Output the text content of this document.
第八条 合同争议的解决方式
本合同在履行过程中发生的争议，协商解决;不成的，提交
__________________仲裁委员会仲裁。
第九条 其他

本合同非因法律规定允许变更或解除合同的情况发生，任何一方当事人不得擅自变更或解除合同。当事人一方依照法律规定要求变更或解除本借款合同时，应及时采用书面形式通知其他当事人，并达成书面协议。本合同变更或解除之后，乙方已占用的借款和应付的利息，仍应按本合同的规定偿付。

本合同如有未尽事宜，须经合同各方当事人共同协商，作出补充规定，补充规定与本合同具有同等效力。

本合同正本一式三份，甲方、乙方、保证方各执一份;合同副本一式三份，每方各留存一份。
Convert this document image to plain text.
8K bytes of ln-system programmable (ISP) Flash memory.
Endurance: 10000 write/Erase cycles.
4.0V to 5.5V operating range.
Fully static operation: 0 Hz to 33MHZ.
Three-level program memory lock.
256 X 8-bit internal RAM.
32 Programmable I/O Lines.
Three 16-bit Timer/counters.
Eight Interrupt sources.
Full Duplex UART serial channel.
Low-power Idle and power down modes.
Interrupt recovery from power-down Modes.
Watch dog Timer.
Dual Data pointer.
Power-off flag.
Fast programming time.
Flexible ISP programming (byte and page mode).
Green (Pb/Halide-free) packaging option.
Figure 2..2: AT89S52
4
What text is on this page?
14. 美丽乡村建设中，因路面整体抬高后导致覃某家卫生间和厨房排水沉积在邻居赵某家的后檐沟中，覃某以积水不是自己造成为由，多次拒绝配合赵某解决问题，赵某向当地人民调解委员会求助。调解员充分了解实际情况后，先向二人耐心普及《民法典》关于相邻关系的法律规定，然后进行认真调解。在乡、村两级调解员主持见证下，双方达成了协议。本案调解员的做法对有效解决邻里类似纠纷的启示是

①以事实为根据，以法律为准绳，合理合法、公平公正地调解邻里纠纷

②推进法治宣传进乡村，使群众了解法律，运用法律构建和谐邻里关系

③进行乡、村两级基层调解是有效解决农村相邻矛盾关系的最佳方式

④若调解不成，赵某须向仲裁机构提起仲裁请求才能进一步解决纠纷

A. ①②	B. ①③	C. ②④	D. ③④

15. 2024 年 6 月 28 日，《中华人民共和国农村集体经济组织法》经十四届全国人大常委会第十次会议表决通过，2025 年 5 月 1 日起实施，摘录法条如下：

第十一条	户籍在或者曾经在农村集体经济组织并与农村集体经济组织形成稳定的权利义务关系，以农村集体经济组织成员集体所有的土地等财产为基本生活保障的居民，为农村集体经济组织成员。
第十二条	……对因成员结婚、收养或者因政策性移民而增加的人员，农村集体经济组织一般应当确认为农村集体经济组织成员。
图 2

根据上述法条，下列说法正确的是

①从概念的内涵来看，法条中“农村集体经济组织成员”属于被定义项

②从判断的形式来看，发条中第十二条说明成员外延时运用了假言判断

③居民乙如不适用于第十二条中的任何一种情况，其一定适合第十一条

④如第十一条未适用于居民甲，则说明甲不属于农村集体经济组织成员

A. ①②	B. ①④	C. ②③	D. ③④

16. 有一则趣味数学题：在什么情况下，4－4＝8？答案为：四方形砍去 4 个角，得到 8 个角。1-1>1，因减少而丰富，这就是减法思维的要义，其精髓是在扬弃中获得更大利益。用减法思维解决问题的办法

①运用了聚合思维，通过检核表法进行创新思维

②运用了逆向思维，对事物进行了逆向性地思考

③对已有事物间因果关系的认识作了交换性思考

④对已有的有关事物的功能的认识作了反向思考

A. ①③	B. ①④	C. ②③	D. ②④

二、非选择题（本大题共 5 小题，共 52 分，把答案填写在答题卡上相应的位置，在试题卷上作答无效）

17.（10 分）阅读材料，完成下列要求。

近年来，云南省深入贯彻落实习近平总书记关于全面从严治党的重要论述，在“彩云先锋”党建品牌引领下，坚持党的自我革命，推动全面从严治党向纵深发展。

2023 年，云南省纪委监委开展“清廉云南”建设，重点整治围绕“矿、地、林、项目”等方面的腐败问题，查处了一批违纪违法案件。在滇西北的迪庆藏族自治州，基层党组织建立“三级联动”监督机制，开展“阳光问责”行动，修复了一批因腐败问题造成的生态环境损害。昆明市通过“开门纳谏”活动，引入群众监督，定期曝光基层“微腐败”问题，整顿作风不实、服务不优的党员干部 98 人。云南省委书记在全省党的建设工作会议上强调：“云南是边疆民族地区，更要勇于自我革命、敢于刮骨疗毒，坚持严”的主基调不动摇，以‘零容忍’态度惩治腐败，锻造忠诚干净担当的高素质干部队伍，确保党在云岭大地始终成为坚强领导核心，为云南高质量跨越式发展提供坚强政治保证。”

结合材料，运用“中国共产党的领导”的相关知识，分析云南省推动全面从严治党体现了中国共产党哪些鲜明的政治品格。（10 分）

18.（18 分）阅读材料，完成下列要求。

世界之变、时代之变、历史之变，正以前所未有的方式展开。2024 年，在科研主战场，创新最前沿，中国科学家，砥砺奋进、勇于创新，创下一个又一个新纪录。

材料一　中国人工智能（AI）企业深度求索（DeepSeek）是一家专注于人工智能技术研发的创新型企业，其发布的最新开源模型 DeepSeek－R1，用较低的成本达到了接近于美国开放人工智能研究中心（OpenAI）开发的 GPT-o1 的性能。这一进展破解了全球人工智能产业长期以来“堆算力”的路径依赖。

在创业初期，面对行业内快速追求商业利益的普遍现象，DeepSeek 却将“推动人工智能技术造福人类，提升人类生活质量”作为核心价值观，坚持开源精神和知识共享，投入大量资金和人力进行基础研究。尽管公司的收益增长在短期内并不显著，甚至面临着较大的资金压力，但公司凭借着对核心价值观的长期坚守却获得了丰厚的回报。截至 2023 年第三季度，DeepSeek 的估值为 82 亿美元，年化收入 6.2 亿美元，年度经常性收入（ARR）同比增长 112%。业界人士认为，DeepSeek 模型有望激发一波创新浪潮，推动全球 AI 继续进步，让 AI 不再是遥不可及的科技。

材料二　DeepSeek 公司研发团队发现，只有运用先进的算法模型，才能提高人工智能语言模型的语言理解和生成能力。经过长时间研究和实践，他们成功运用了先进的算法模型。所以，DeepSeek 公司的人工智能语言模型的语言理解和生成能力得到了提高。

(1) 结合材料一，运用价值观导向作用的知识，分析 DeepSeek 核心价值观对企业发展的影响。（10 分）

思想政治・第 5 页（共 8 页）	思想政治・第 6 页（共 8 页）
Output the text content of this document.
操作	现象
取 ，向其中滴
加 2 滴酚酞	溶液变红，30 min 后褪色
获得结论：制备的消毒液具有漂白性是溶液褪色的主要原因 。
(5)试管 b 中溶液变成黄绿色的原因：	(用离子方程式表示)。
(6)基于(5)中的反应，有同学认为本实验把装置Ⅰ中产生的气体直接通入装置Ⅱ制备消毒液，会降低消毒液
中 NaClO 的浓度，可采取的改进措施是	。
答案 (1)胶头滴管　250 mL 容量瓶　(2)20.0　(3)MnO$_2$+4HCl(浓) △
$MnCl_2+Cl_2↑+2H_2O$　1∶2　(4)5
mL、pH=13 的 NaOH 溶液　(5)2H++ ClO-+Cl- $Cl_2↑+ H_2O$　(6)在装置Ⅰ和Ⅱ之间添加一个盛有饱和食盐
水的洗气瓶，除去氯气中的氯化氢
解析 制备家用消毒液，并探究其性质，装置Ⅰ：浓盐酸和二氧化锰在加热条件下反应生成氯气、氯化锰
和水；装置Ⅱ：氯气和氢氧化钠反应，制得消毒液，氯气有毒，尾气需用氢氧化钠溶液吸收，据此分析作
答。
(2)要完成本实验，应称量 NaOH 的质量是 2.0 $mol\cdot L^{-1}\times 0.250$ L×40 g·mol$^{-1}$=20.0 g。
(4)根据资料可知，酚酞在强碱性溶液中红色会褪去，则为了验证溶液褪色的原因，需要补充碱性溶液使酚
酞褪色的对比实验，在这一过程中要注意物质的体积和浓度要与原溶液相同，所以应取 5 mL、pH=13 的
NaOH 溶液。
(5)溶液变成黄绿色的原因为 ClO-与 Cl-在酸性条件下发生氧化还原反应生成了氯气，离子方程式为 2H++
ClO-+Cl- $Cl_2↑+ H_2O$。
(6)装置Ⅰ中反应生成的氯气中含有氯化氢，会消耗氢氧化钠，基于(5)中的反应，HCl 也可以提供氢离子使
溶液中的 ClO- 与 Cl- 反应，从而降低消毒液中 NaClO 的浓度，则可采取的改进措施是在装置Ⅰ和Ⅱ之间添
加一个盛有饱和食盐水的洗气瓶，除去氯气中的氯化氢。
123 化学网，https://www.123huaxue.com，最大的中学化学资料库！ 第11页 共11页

Set problem: Out of the material above, gather each line where "down" appears.

Response below:
Low-power Idle and power down modes.
Interrupt recovery from power-down Modes.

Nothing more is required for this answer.